[Start PROVIDED RECORDS]

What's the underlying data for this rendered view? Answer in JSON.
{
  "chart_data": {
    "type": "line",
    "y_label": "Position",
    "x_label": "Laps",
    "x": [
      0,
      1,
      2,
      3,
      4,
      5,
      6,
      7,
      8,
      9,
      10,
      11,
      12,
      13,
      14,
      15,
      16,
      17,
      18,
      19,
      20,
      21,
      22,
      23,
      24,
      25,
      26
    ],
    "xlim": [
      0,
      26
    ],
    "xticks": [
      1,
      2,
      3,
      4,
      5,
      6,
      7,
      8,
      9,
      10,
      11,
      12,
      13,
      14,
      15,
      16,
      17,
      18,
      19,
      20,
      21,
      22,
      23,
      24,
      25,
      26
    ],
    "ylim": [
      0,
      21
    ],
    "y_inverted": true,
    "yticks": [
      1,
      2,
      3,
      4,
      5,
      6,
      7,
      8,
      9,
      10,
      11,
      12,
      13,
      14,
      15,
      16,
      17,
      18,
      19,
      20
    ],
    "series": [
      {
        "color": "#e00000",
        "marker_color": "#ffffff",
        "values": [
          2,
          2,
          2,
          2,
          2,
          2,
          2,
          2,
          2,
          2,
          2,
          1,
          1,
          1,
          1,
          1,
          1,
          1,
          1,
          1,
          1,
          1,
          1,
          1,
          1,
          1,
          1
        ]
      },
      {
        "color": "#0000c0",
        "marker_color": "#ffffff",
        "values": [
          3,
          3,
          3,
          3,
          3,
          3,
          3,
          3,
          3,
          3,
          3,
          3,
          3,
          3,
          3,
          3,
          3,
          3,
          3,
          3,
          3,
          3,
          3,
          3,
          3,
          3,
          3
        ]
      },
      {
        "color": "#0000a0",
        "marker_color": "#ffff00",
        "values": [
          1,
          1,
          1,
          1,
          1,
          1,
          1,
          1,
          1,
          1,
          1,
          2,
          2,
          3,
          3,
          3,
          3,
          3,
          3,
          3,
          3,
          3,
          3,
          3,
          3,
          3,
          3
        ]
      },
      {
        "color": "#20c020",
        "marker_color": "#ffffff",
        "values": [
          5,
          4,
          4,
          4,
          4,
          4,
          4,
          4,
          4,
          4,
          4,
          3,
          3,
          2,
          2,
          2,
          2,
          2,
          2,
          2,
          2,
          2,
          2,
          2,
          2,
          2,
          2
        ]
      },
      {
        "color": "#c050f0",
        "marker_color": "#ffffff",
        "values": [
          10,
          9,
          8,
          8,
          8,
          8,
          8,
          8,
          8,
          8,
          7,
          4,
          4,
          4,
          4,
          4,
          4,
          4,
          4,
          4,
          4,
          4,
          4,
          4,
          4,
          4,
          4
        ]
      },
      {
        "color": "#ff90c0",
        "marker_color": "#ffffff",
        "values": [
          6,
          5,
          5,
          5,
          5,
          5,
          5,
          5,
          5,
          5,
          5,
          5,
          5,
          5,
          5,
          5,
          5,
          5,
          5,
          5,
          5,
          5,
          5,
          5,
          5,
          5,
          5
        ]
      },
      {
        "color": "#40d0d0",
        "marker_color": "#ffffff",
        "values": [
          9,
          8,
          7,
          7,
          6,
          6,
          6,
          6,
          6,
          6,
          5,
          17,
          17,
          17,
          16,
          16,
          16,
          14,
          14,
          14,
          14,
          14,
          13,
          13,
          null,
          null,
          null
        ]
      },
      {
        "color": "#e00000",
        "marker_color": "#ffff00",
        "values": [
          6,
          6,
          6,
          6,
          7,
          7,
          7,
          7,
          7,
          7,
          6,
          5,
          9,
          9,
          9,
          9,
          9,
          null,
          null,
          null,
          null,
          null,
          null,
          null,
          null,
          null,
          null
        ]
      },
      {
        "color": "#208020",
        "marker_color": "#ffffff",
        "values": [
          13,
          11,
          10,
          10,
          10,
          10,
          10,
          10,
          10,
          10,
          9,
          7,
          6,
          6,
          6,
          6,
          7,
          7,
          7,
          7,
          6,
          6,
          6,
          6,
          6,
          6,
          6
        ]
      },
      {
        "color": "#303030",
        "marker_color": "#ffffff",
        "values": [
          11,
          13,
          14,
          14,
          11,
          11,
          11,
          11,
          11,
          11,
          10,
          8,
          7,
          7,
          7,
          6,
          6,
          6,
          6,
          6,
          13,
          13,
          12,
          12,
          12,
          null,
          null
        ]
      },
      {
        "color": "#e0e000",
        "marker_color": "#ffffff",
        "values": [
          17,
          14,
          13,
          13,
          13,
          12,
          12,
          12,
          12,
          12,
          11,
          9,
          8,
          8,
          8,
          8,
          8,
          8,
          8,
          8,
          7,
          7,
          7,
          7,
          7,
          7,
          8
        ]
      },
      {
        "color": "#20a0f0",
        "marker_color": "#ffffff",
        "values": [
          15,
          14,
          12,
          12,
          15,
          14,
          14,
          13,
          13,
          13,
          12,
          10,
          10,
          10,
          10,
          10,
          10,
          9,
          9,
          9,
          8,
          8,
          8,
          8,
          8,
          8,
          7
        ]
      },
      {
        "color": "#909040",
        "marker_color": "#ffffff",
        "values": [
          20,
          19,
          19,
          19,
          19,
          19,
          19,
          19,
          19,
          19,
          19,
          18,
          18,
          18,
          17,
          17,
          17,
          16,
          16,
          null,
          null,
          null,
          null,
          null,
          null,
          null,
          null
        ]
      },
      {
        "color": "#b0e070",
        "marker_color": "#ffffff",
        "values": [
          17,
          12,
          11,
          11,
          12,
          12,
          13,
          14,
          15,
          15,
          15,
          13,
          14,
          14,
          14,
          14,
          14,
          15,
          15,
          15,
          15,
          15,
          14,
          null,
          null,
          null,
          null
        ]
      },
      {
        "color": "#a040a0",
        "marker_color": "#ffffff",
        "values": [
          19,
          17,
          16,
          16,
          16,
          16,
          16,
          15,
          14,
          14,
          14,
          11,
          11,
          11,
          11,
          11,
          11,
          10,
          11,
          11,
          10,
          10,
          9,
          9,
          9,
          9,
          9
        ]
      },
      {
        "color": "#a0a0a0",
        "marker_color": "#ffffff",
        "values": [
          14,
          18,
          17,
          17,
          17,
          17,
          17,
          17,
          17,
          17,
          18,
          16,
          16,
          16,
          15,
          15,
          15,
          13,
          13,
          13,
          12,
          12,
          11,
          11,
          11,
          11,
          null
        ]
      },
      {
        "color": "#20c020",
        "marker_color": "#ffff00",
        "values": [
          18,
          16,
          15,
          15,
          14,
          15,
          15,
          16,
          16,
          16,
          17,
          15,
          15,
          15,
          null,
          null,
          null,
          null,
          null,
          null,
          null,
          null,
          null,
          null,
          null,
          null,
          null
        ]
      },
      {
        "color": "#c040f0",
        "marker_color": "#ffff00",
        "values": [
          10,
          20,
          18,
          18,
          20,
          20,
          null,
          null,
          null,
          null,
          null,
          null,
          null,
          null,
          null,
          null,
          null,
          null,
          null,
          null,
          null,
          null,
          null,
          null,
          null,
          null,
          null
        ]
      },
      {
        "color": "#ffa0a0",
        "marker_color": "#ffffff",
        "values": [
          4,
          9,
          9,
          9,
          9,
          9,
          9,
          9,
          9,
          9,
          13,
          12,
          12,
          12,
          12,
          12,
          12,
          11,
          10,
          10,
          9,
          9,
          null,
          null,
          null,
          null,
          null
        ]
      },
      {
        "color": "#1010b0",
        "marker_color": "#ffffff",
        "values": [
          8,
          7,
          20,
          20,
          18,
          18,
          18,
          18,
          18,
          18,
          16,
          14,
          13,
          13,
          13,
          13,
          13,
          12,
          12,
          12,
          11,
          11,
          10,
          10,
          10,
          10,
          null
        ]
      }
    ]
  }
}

[End PROVIDED RECORDS]

WHAT TO PRODUCE: Would you reproduce all the entries exactly?

TASK RESULT:
What's the underlying data for this rendered view? Answer in JSON.
{
  "chart_data": {
    "type": "line",
    "y_label": "Position",
    "x_label": "Laps",
    "x": [
      0,
      1,
      2,
      3,
      4,
      5,
      6,
      7,
      8,
      9,
      10,
      11,
      12,
      13,
      14,
      15,
      16,
      17,
      18,
      19,
      20,
      21,
      22,
      23,
      24,
      25,
      26
    ],
    "xlim": [
      0,
      26
    ],
    "xticks": [
      1,
      2,
      3,
      4,
      5,
      6,
      7,
      8,
      9,
      10,
      11,
      12,
      13,
      14,
      15,
      16,
      17,
      18,
      19,
      20,
      21,
      22,
      23,
      24,
      25,
      26
    ],
    "ylim": [
      0,
      21
    ],
    "y_inverted": true,
    "yticks": [
      1,
      2,
      3,
      4,
      5,
      6,
      7,
      8,
      9,
      10,
      11,
      12,
      13,
      14,
      15,
      16,
      17,
      18,
      19,
      20
    ],
    "series": [
      {
        "color": "#e00000",
        "marker_color": "#ffffff",
        "values": [
          2,
          2,
          2,
          2,
          2,
          2,
          2,
          2,
          2,
          2,
          2,
          1,
          1,
          1,
          1,
          1,
          1,
          1,
          1,
          1,
          1,
          1,
          1,
          1,
          1,
          1,
          1
        ]
      },
      {
        "color": "#0000c0",
        "marker_color": "#ffffff",
        "values": [
          3,
          3,
          3,
          3,
          3,
          3,
          3,
          3,
          3,
          3,
          3,
          3,
          3,
          3,
          3,
          3,
          3,
          3,
          3,
          3,
          3,
          3,
          3,
          3,
          3,
          3,
          3
        ]
      },
      {
        "color": "#0000a0",
        "marker_color": "#ffff00",
        "values": [
          1,
          1,
          1,
          1,
          1,
          1,
          1,
          1,
          1,
          1,
          1,
          2,
          2,
          3,
          3,
          3,
          3,
          3,
          3,
          3,
          3,
          3,
          3,
          3,
          3,
          3,
          3
        ]
      },
      {
        "color": "#20c020",
        "marker_color": "#ffffff",
        "values": [
          5,
          4,
          4,
          4,
          4,
          4,
          4,
          4,
          4,
          4,
          4,
          3,
          3,
          2,
          2,
          2,
          2,
          2,
          2,
          2,
          2,
          2,
          2,
          2,
          2,
          2,
          2
        ]
      },
      {
        "color": "#c050f0",
        "marker_color": "#ffffff",
        "values": [
          10,
          9,
          8,
          8,
          8,
          8,
          8,
          8,
          8,
          8,
          7,
          4,
          4,
          4,
          4,
          4,
          4,
          4,
          4,
          4,
          4,
          4,
          4,
          4,
          4,
          4,
          4
        ]
      },
      {
        "color": "#ff90c0",
        "marker_color": "#ffffff",
        "values": [
          6,
          5,
          5,
          5,
          5,
          5,
          5,
          5,
          5,
          5,
          5,
          5,
          5,
          5,
          5,
          5,
          5,
          5,
          5,
          5,
          5,
          5,
          5,
          5,
          5,
          5,
          5
        ]
      },
      {
        "color": "#40d0d0",
        "marker_color": "#ffffff",
        "values": [
          9,
          8,
          7,
          7,
          6,
          6,
          6,
          6,
          6,
          6,
          5,
          17,
          17,
          17,
          16,
          16,
          16,
          14,
          14,
          14,
          14,
          14,
          13,
          13,
          null,
          null,
          null
        ]
      },
      {
        "color": "#e00000",
        "marker_color": "#ffff00",
        "values": [
          6,
          6,
          6,
          6,
          7,
          7,
          7,
          7,
          7,
          7,
          6,
          5,
          9,
          9,
          9,
          9,
          9,
          null,
          null,
          null,
          null,
          null,
          null,
          null,
          null,
          null,
          null
        ]
      },
      {
        "color": "#208020",
        "marker_color": "#ffffff",
        "values": [
          13,
          11,
          10,
          10,
          10,
          10,
          10,
          10,
          10,
          10,
          9,
          7,
          6,
          6,
          6,
          6,
          7,
          7,
          7,
          7,
          6,
          6,
          6,
          6,
          6,
          6,
          6
        ]
      },
      {
        "color": "#303030",
        "marker_color": "#ffffff",
        "values": [
          11,
          13,
          14,
          14,
          11,
          11,
          11,
          11,
          11,
          11,
          10,
          8,
          7,
          7,
          7,
          6,
          6,
          6,
          6,
          6,
          13,
          13,
          12,
          12,
          12,
          null,
          null
        ]
      },
      {
        "color": "#e0e000",
        "marker_color": "#ffffff",
        "values": [
          17,
          14,
          13,
          13,
          13,
          12,
          12,
          12,
          12,
          12,
          11,
          9,
          8,
          8,
          8,
          8,
          8,
          8,
          8,
          8,
          7,
          7,
          7,
          7,
          7,
          7,
          8
        ]
      },
      {
        "color": "#20a0f0",
        "marker_color": "#ffffff",
        "values": [
          15,
          14,
          12,
          12,
          15,
          14,
          14,
          13,
          13,
          13,
          12,
          10,
          10,
          10,
          10,
          10,
          10,
          9,
          9,
          9,
          8,
          8,
          8,
          8,
          8,
          8,
          7
        ]
      },
      {
        "color": "#909040",
        "marker_color": "#ffffff",
        "values": [
          20,
          19,
          19,
          19,
          19,
          19,
          19,
          19,
          19,
          19,
          19,
          18,
          18,
          18,
          17,
          17,
          17,
          16,
          16,
          null,
          null,
          null,
          null,
          null,
          null,
          null,
          null
        ]
      },
      {
        "color": "#b0e070",
        "marker_color": "#ffffff",
        "values": [
          17,
          12,
          11,
          11,
          12,
          12,
          13,
          14,
          15,
          15,
          15,
          13,
          14,
          14,
          14,
          14,
          14,
          15,
          15,
          15,
          15,
          15,
          14,
          null,
          null,
          null,
          null
        ]
      },
      {
        "color": "#a040a0",
        "marker_color": "#ffffff",
        "values": [
          19,
          17,
          16,
          16,
          16,
          16,
          16,
          15,
          14,
          14,
          14,
          11,
          11,
          11,
          11,
          11,
          11,
          10,
          11,
          11,
          10,
          10,
          9,
          9,
          9,
          9,
          9
        ]
      },
      {
        "color": "#a0a0a0",
        "marker_color": "#ffffff",
        "values": [
          14,
          18,
          17,
          17,
          17,
          17,
          17,
          17,
          17,
          17,
          18,
          16,
          16,
          16,
          15,
          15,
          15,
          13,
          13,
          13,
          12,
          12,
          11,
          11,
          11,
          11,
          null
        ]
      },
      {
        "color": "#20c020",
        "marker_color": "#ffff00",
        "values": [
          18,
          16,
          15,
          15,
          14,
          15,
          15,
          16,
          16,
          16,
          17,
          15,
          15,
          15,
          null,
          null,
          null,
          null,
          null,
          null,
          null,
          null,
          null,
          null,
          null,
          null,
          null
        ]
      },
      {
        "color": "#c040f0",
        "marker_color": "#ffff00",
        "values": [
          10,
          20,
          18,
          18,
          20,
          20,
          null,
          null,
          null,
          null,
          null,
          null,
          null,
          null,
          null,
          null,
          null,
          null,
          null,
          null,
          null,
          null,
          null,
          null,
          null,
          null,
          null
        ]
      },
      {
        "color": "#ffa0a0",
        "marker_color": "#ffffff",
        "values": [
          4,
          9,
          9,
          9,
          9,
          9,
          9,
          9,
          9,
          9,
          13,
          12,
          12,
          12,
          12,
          12,
          12,
          11,
          10,
          10,
          9,
          9,
          null,
          null,
          null,
          null,
          null
        ]
      },
      {
        "color": "#1010b0",
        "marker_color": "#ffffff",
        "values": [
          8,
          7,
          20,
          20,
          18,
          18,
          18,
          18,
          18,
          18,
          16,
          14,
          13,
          13,
          13,
          13,
          13,
          12,
          12,
          12,
          11,
          11,
          10,
          10,
          10,
          10,
          null
        ]
      }
    ]
  }
}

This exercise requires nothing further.